Cloud-init beginners guide

When you launch a virtual machine on AWS, Azure, GCP, DigitalOcean, OpenStack, or any modern cloud, something turns that generic base image into your specific instance — sets the hostname, installs your SSH key, creates your user, applies your packages, and runs your first-boot scripts. On almost every Linux cloud image, that something is cloud-init.

This lesson walks you through what cloud-init is, the boot stages it runs through, the datasources it reads, the cloud-config YAML you write, and how to test it on your own laptop before you ever pay for a cloud instance.

What cloud-init is

Cloud-init is an open source program that initializes a cloud instance on first boot. The idea is simple: cloud providers want to ship one generic image (one "golden" Ubuntu, one "golden" RHEL, one "golden" Amazon Linux) and have every customer's instance customize itself the first time it powers on. Cloud-init is the standard mechanism for doing that customization in a way that works across providers.

It is pre-installed on the official cloud images for Ubuntu, Debian, Fedora, RHEL, CentOS Stream, Rocky, AlmaLinux, openSUSE, FreeBSD, and others. It supports more than thirty datasources, including Amazon EC2, Microsoft Azure, Google Compute Engine, Oracle Cloud, OpenStack, DigitalOcean, VMware, LXD, and the local "NoCloud" datasource you will see later. It works equally well on cloud VMs, on-premises hypervisors, and bare metal.

* _Exercise aim_
Decide whether each statement agrees with the cloud-init guide: (a) cloud-init supports more than thirty datasources, (b) cloud-init works only on cloud VMs, (c) cloud-init is a closed-source program. Answer yes or no for each and quote the words from the guide that settle it.

Element boundary records

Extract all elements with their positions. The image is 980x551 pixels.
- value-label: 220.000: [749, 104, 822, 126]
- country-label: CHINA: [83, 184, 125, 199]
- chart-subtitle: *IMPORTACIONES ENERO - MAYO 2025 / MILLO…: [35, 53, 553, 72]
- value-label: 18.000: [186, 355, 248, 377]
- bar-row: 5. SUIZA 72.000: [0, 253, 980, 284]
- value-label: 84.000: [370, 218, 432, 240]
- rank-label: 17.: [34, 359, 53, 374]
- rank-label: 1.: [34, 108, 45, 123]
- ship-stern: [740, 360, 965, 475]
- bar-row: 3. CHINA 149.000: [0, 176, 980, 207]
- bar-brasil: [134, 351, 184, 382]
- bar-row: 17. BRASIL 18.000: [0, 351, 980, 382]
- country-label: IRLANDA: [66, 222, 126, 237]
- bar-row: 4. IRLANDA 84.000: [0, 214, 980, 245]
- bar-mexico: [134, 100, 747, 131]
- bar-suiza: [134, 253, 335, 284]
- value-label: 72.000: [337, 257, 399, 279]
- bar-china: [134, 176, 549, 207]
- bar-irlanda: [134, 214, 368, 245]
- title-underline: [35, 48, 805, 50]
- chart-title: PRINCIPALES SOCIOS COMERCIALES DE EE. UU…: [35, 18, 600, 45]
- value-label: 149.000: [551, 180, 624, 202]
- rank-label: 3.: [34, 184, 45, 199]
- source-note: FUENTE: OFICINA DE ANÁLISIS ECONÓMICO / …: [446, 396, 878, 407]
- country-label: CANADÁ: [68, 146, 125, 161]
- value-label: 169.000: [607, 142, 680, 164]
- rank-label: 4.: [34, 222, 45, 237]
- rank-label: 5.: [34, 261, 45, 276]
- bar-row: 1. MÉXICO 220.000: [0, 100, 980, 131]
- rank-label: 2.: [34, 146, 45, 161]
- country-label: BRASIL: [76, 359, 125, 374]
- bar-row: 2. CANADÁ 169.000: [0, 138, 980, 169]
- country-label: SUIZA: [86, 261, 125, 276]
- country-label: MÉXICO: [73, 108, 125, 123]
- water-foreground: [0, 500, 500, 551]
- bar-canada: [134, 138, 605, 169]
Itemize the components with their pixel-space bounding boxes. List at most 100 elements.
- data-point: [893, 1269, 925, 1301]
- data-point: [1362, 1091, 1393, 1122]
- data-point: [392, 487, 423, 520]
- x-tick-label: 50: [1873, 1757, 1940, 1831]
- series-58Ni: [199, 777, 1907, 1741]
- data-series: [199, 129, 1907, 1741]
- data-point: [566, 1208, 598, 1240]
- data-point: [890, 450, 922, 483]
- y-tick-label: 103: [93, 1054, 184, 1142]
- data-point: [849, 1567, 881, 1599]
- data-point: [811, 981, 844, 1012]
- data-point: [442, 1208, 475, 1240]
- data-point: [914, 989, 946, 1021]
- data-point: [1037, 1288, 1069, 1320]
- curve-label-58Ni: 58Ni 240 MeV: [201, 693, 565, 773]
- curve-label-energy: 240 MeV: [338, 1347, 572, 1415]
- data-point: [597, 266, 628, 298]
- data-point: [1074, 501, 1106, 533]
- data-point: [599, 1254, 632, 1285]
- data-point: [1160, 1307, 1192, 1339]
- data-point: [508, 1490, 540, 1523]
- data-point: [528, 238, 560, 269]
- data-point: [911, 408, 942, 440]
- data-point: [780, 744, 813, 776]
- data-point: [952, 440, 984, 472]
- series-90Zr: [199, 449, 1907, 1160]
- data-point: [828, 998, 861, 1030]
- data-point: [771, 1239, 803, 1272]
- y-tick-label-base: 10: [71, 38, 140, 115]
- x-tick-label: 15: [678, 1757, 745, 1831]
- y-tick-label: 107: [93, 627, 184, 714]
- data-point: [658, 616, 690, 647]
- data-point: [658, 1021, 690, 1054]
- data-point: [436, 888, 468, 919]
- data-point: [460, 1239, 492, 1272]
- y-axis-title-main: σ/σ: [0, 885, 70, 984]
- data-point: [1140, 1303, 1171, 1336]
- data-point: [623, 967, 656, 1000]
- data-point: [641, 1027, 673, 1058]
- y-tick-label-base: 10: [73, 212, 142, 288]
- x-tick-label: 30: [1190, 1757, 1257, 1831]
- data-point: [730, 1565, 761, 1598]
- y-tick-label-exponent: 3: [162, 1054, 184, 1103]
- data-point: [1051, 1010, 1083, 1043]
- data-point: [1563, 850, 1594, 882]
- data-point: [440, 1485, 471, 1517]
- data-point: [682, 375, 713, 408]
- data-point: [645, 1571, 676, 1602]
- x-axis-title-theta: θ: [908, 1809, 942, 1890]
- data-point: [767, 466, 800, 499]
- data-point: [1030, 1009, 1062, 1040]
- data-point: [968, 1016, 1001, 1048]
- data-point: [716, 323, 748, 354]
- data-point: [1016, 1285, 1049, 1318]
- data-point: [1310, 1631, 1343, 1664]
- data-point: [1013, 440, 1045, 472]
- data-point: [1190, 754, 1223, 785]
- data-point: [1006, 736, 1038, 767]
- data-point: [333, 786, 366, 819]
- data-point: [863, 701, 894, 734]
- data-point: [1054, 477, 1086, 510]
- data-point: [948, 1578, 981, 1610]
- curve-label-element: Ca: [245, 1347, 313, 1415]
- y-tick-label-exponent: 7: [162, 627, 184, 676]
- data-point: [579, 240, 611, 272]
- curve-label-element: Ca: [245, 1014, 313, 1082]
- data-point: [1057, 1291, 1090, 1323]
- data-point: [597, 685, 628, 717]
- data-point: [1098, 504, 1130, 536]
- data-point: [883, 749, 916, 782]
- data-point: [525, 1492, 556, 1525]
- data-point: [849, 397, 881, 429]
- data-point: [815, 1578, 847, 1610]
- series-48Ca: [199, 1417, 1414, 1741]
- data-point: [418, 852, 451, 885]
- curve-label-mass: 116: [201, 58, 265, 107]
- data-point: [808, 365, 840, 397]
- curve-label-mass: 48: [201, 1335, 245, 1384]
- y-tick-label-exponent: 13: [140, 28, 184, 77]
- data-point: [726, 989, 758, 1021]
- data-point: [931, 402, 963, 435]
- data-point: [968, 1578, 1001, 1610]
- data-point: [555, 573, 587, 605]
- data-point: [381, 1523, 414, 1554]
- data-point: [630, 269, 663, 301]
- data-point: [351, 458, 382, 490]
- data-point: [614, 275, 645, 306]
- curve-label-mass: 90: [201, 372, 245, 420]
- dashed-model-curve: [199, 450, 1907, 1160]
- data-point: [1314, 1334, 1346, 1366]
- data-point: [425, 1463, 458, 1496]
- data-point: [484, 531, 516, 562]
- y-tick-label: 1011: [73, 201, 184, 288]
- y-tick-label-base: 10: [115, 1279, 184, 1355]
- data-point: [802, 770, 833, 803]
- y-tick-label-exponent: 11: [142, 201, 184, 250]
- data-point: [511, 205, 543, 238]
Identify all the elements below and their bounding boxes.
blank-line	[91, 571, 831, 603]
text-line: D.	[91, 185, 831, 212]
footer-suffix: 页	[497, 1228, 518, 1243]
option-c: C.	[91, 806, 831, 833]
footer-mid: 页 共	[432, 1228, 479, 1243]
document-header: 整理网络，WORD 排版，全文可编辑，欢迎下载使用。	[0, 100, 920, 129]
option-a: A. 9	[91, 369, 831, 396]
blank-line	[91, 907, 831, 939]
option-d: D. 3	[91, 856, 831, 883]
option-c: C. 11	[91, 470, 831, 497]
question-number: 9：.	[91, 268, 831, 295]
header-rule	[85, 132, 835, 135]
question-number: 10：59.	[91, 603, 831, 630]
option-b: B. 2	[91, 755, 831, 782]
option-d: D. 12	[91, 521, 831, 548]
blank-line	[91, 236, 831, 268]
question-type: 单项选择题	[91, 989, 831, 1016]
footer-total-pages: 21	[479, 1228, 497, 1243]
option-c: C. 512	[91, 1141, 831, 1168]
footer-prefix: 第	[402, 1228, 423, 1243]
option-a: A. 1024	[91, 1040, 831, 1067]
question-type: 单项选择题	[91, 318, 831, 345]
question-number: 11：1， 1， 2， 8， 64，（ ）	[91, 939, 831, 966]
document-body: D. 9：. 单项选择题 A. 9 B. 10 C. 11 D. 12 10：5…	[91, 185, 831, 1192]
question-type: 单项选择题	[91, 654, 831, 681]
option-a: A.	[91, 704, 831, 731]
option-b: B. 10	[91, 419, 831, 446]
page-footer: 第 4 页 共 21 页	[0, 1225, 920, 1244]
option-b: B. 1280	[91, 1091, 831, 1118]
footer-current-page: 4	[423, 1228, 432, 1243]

* _The solution_
(a) Yes: "It supports more than thirty datasources"
(b) No: "It works equally well on cloud VMs, on-premises hypervisors, and bare metal."
(c) No: "Cloud-init is an open source program that initializes a cloud instance on first boot."